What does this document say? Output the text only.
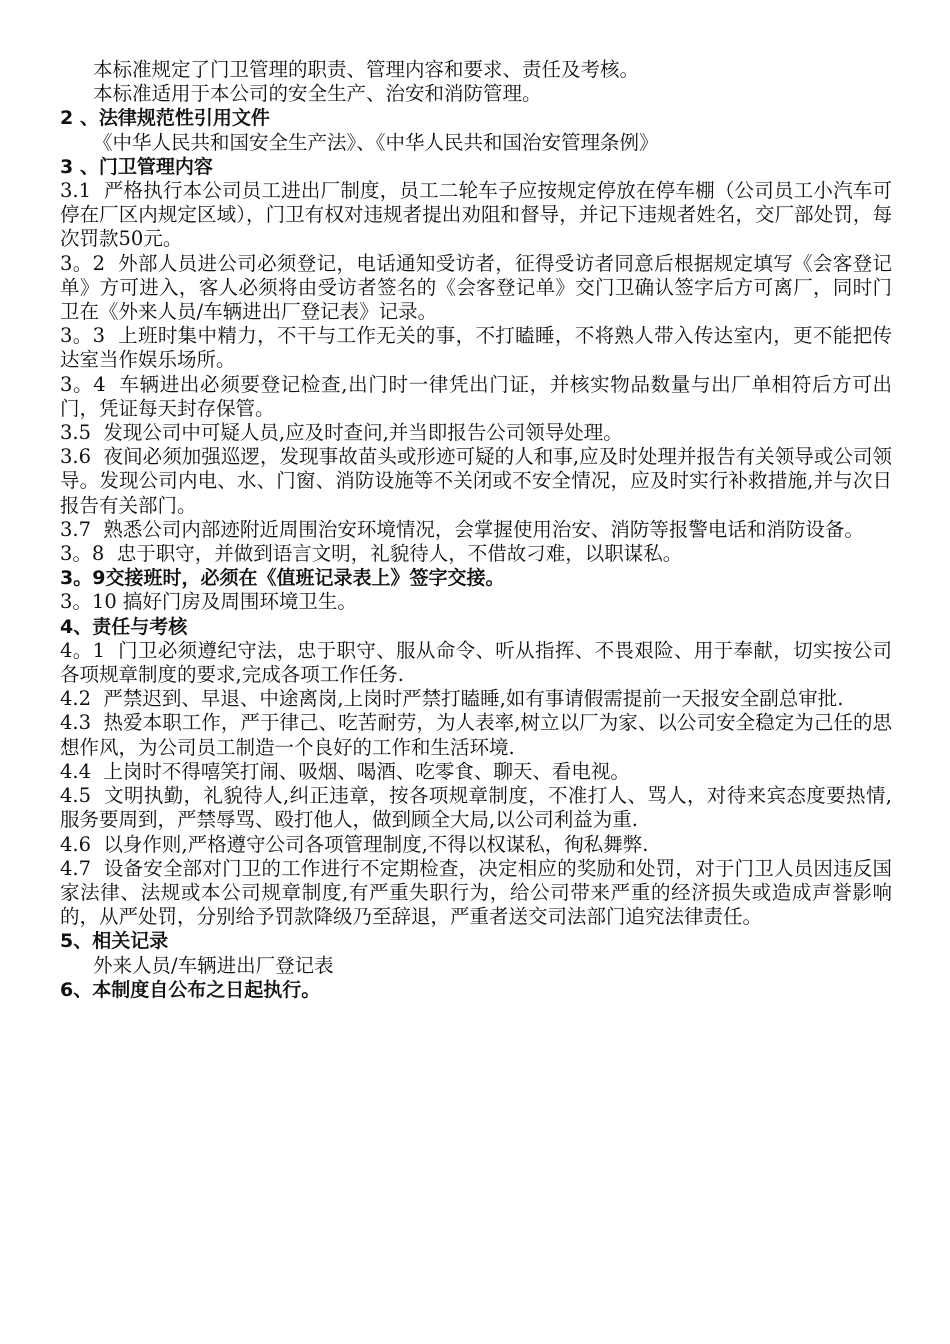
本标准规定了门卫管理的职责、管理内容和要求、责任及考核。

本标准适用于本公司的安全生产、治安和消防管理。

2 、法律规范性引用文件

《中华人民共和国安全生产法》、《中华人民共和国治安管理条例》

3 、门卫管理内容

3.1  严格执行本公司员工进出厂制度，员工二轮车子应按规定停放在停车棚（公司员工小汽车可停在厂区内规定区域），门卫有权对违规者提出劝阻和督导，并记下违规者姓名，交厂部处罚，每次罚款50元。

3。2  外部人员进公司必须登记，电话通知受访者，征得受访者同意后根据规定填写《会客登记单》方可进入，客人必须将由受访者签名的《会客登记单》交门卫确认签字后方可离厂，同时门卫在《外来人员/车辆进出厂登记表》记录。

3。3  上班时集中精力，不干与工作无关的事，不打瞌睡，不将熟人带入传达室内，更不能把传达室当作娱乐场所。

3。4  车辆进出必须要登记检查,出门时一律凭出门证，并核实物品数量与出厂单相符后方可出门，凭证每天封存保管。

3.5  发现公司中可疑人员,应及时查问,并当即报告公司领导处理。

3.6  夜间必须加强巡逻，发现事故苗头或形迹可疑的人和事,应及时处理并报告有关领导或公司领导。发现公司内电、水、门窗、消防设施等不关闭或不安全情况，应及时实行补救措施,并与次日报告有关部门。

3.7  熟悉公司内部迹附近周围治安环境情况，会掌握使用治安、消防等报警电话和消防设备。

3。8  忠于职守，并做到语言文明，礼貌待人，不借故刁难，以职谋私。

3。9交接班时，必须在《值班记录表上》签字交接。

3。10 搞好门房及周围环境卫生。

4、责任与考核

4。1  门卫必须遵纪守法，忠于职守、服从命令、听从指挥、不畏艰险、用于奉献，切实按公司各项规章制度的要求,完成各项工作任务.

4.2  严禁迟到、早退、中途离岗,上岗时严禁打瞌睡,如有事请假需提前一天报安全副总审批.

4.3  热爱本职工作，严于律己、吃苦耐劳，为人表率,树立以厂为家、以公司安全稳定为己任的思想作风，为公司员工制造一个良好的工作和生活环境.

4.4  上岗时不得嘻笑打闹、吸烟、喝酒、吃零食、聊天、看电视。

4.5  文明执勤，礼貌待人,纠正违章，按各项规章制度，不准打人、骂人，对待来宾态度要热情,服务要周到，严禁辱骂、殴打他人，做到顾全大局,以公司利益为重.

4.6  以身作则,严格遵守公司各项管理制度,不得以权谋私，徇私舞弊.

4.7  设备安全部对门卫的工作进行不定期检查，决定相应的奖励和处罚，对于门卫人员因违反国家法律、法规或本公司规章制度,有严重失职行为，给公司带来严重的经济损失或造成声誉影响的，从严处罚，分别给予罚款降级乃至辞退，严重者送交司法部门追究法律责任。

5、相关记录

外来人员/车辆进出厂登记表

6、本制度自公布之日起执行。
-*-
● EXERCISE REQUIREMENTS:
Which lines hold the string "礼貌待人"? Copy all of them from the data above.

● RESPONSE:
3。8  忠于职守，并做到语言文明，礼貌待人，不借故刁难，以职谋私。
4.5  文明执勤，礼貌待人,纠正违章，按各项规章制度，不准打人、骂人，对待来宾态度要热情,服务要周到，严禁辱骂、殴打他人，做到顾全大局,以公司利益为重.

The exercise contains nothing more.